▶ _Direction_: From the listing below, copy every line with the word "Proxifier".

Stored entries:
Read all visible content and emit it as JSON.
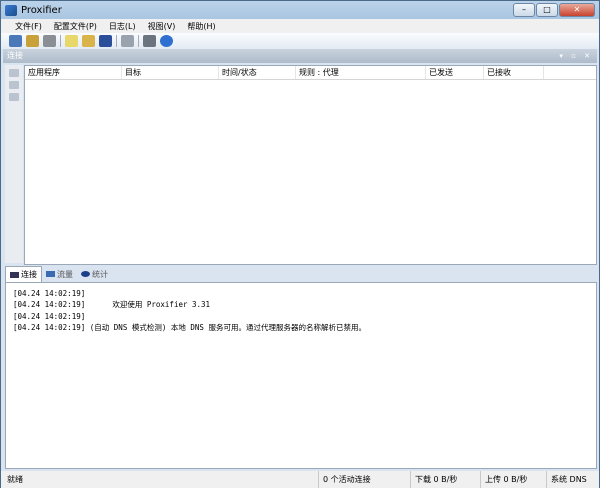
{
  "window": {
    "title": "Proxifier"
  },
  "menu": [
    "文件(F)",
    "配置文件(P)",
    "日志(L)",
    "视图(V)",
    "帮助(H)"
  ],
  "panel": {
    "title": "连接",
    "controls": "▾ ▫ ✕"
  },
  "columns": [
    "应用程序",
    "目标",
    "时间/状态",
    "规则 : 代理",
    "已发送",
    "已接收"
  ],
  "tabs": [
    "连接",
    "流量",
    "统计"
  ],
  "log": [
    "[04.24 14:02:19]",
    "[04.24 14:02:19]      欢迎使用 Proxifier 3.31",
    "[04.24 14:02:19]",
    "[04.24 14:02:19] (自动 DNS 模式检测) 本地 DNS 服务可用。通过代理服务器的名称解析已禁用。"
  ],
  "status": {
    "state": "就绪",
    "connections": "0 个活动连接",
    "download": "下载 0 B/秒",
    "upload": "上传 0 B/秒",
    "dns": "系统 DNS"
  }
}
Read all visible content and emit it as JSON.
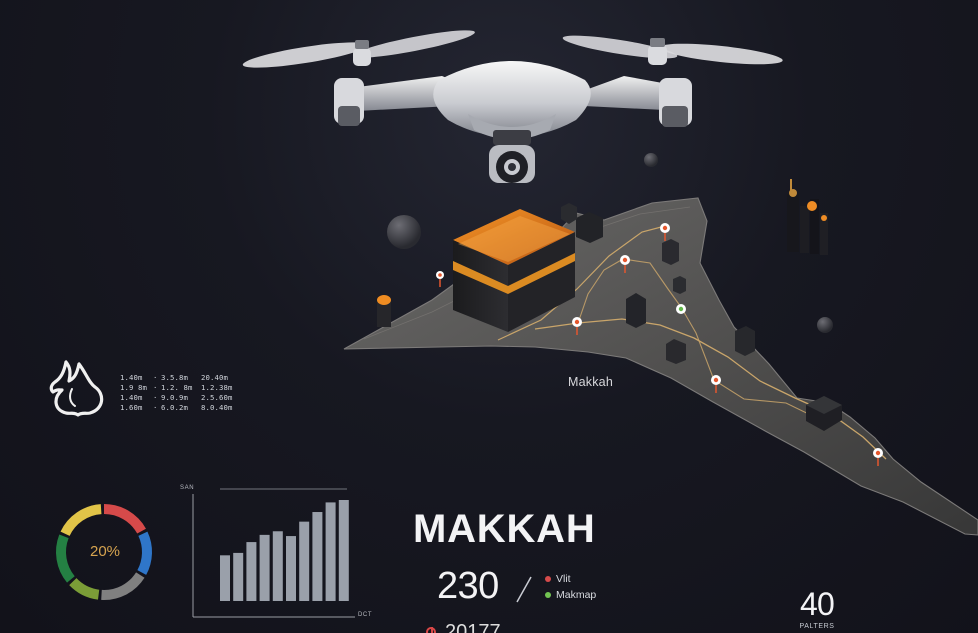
{
  "map": {
    "label": "Makkah",
    "terrain_color": "#555453",
    "route_color": "#c9a56a",
    "marker_color": "#e4572e",
    "active_marker_color": "#62b84a"
  },
  "stats": {
    "rows": [
      [
        "1.40m",
        "·",
        "3.5.8m",
        "20.40m"
      ],
      [
        "1.9 8m",
        "·",
        "1.2. 8m",
        "1.2.38m"
      ],
      [
        "1.40m",
        "·",
        "9.0.9m",
        "2.5.60m"
      ],
      [
        "1.60m",
        "·",
        "6.0.2m",
        "8.0.40m"
      ]
    ]
  },
  "donut": {
    "label": "20%",
    "value_percent": 20,
    "segments": [
      {
        "color": "#d54a4a",
        "share": 18
      },
      {
        "color": "#2f76c9",
        "share": 16
      },
      {
        "color": "#808080",
        "share": 18
      },
      {
        "color": "#7b9d37",
        "share": 12
      },
      {
        "color": "#248043",
        "share": 18
      },
      {
        "color": "#e1c448",
        "share": 18
      }
    ]
  },
  "bar_chart": {
    "top_label": "SAN",
    "bottom_label": "DCT",
    "values": [
      38,
      40,
      49,
      55,
      58,
      54,
      66,
      74,
      82,
      84
    ]
  },
  "headline": {
    "title": "MAKKAH",
    "primary_value": "230",
    "separator": "/",
    "legend_items": [
      {
        "label": "Vlit",
        "color": "#d64b4b"
      },
      {
        "label": "Makmap",
        "color": "#72c452"
      }
    ],
    "secondary_value": "40",
    "secondary_caption": "PALTERS",
    "bottom_readout": "20177"
  },
  "colors": {
    "background": "#161620",
    "accent": "#f18d20",
    "white": "#f3f3f5"
  },
  "icons": {
    "drone": "drone-icon",
    "kaaba": "kaaba-icon",
    "hand": "hand-icon",
    "timer": "timer-icon"
  }
}
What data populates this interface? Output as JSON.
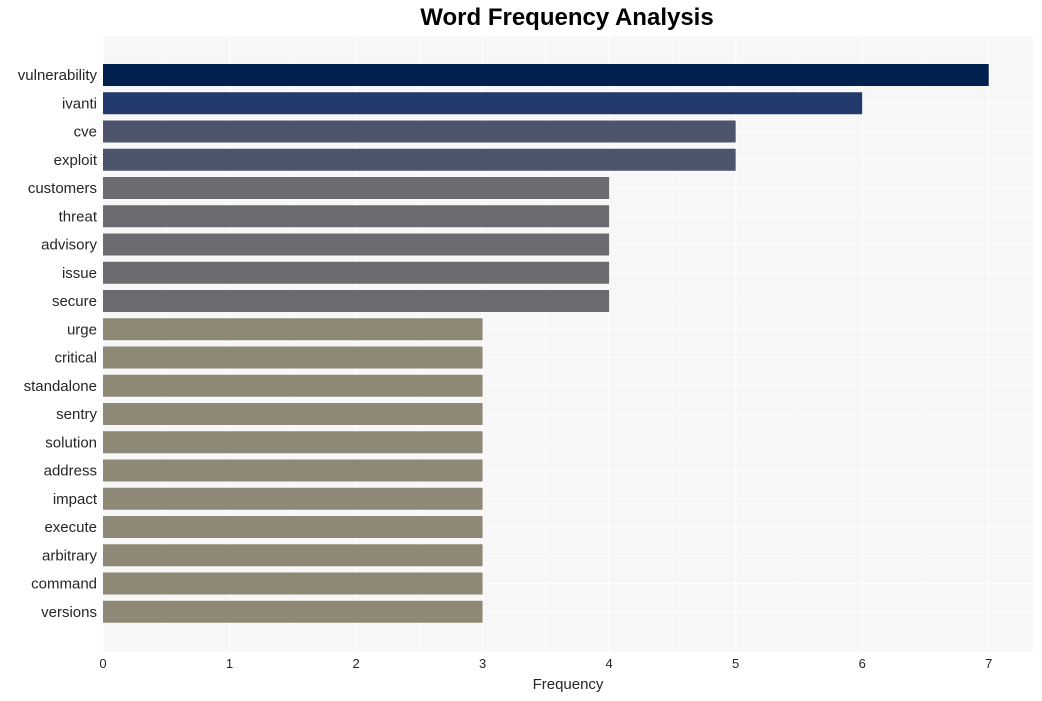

▶ _Task answer_:
    "title": "Proxifier"
    "[04.24 14:02:19]      欢迎使用 Proxifier 3.31",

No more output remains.